Note each line where "방식으로" appears, and copy it.

> _Data rows_:
====================
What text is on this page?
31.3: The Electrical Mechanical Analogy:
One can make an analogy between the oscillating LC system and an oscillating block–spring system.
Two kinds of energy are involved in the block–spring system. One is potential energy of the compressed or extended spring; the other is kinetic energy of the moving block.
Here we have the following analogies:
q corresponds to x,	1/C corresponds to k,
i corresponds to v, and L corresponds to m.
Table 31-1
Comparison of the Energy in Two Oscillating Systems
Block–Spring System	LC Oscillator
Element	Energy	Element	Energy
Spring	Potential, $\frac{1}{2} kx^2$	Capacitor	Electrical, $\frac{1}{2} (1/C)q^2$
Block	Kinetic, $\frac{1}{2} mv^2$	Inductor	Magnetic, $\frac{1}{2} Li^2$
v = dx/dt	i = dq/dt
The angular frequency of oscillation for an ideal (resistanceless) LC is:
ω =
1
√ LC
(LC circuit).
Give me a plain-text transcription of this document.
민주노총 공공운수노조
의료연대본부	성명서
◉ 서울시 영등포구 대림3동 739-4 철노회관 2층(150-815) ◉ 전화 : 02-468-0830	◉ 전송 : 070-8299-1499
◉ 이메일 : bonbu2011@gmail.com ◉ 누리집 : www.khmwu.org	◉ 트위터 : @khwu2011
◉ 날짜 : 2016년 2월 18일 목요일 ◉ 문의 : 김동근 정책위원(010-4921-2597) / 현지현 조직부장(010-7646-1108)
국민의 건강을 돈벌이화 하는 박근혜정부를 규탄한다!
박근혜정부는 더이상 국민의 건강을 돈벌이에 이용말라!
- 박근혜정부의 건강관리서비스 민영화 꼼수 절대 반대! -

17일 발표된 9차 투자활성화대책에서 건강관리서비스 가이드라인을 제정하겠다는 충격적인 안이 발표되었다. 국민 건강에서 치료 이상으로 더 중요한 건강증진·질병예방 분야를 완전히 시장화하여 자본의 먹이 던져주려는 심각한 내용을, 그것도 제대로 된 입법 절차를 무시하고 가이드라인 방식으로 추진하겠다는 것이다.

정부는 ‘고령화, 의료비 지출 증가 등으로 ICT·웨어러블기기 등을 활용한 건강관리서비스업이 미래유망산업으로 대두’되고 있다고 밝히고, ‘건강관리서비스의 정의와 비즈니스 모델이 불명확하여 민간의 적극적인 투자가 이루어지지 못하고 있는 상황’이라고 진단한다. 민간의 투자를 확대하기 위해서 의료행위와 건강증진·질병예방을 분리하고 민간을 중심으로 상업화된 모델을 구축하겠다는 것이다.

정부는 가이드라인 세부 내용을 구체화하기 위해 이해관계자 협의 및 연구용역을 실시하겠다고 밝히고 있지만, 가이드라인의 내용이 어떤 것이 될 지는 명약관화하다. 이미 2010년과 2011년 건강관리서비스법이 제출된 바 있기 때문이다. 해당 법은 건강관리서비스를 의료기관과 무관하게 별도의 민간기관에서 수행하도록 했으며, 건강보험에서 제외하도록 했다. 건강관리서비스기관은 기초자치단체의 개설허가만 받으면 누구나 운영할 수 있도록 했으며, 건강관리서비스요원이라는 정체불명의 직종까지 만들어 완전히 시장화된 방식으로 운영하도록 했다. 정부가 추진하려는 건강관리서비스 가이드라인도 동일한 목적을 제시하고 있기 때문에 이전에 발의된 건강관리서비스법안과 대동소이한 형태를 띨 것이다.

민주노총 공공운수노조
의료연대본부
====================
> _Result of the task_:
17일 발표된 9차 투자활성화대책에서 건강관리서비스 가이드라인을 제정하겠다는 충격적인 안이 발표되었다. 국민 건강에서 치료 이상으로 더 중요한 건강증진·질병예방 분야를 완전히 시장화하여 자본의 먹이 던져주려는 심각한 내용을, 그것도 제대로 된 입법 절차를 무시하고 가이드라인 방식으로 추진하겠다는 것이다.
정부는 가이드라인 세부 내용을 구체화하기 위해 이해관계자 협의 및 연구용역을 실시하겠다고 밝히고 있지만, 가이드라인의 내용이 어떤 것이 될 지는 명약관화하다. 이미 2010년과 2011년 건강관리서비스법이 제출된 바 있기 때문이다. 해당 법은 건강관리서비스를 의료기관과 무관하게 별도의 민간기관에서 수행하도록 했으며, 건강보험에서 제외하도록 했다. 건강관리서비스기관은 기초자치단체의 개설허가만 받으면 누구나 운영할 수 있도록 했으며, 건강관리서비스요원이라는 정체불명의 직종까지 만들어 완전히 시장화된 방식으로 운영하도록 했다. 정부가 추진하려는 건강관리서비스 가이드라인도 동일한 목적을 제시하고 있기 때문에 이전에 발의된 건강관리서비스법안과 대동소이한 형태를 띨 것이다.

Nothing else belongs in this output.